**THE REQUEST**:
Only the number is wanted: count the lines that include the word "JSON".

**STORED ROWS**:
##########

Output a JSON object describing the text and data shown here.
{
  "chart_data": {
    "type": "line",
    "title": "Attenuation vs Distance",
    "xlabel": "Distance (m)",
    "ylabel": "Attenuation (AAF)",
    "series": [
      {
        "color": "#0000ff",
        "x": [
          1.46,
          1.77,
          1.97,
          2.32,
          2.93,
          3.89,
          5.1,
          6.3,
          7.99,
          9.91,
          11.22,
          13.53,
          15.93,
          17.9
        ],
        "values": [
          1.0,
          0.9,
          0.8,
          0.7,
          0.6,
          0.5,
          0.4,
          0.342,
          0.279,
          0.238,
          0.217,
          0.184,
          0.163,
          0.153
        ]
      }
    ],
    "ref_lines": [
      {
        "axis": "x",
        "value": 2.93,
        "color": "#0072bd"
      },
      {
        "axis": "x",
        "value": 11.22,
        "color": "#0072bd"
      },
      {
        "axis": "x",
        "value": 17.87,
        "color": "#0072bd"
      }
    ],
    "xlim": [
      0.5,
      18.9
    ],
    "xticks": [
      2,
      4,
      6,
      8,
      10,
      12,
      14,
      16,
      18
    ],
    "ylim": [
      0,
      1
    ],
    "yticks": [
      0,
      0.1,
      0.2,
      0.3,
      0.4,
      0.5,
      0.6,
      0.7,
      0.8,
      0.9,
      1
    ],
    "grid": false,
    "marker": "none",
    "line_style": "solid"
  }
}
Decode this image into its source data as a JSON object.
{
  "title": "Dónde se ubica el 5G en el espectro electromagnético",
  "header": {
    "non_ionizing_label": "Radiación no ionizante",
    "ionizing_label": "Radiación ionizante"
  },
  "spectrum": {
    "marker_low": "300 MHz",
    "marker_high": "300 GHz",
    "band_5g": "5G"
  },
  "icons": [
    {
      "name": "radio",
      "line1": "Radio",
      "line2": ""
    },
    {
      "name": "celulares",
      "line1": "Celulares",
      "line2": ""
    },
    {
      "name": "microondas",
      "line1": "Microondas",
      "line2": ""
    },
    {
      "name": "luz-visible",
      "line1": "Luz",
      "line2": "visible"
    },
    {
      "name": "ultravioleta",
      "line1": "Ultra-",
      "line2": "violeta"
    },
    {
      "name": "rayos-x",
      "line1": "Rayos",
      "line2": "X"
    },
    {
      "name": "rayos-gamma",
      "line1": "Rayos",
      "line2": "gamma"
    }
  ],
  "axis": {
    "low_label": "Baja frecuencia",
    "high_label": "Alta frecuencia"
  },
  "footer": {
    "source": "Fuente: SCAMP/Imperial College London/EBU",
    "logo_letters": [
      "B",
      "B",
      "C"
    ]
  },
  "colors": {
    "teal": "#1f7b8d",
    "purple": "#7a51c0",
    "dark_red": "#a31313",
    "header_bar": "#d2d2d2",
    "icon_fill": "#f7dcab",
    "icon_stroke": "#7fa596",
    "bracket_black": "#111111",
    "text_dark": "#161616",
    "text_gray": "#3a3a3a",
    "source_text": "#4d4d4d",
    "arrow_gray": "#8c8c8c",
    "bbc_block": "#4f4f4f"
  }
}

##########

**RESULT BELOW**:
2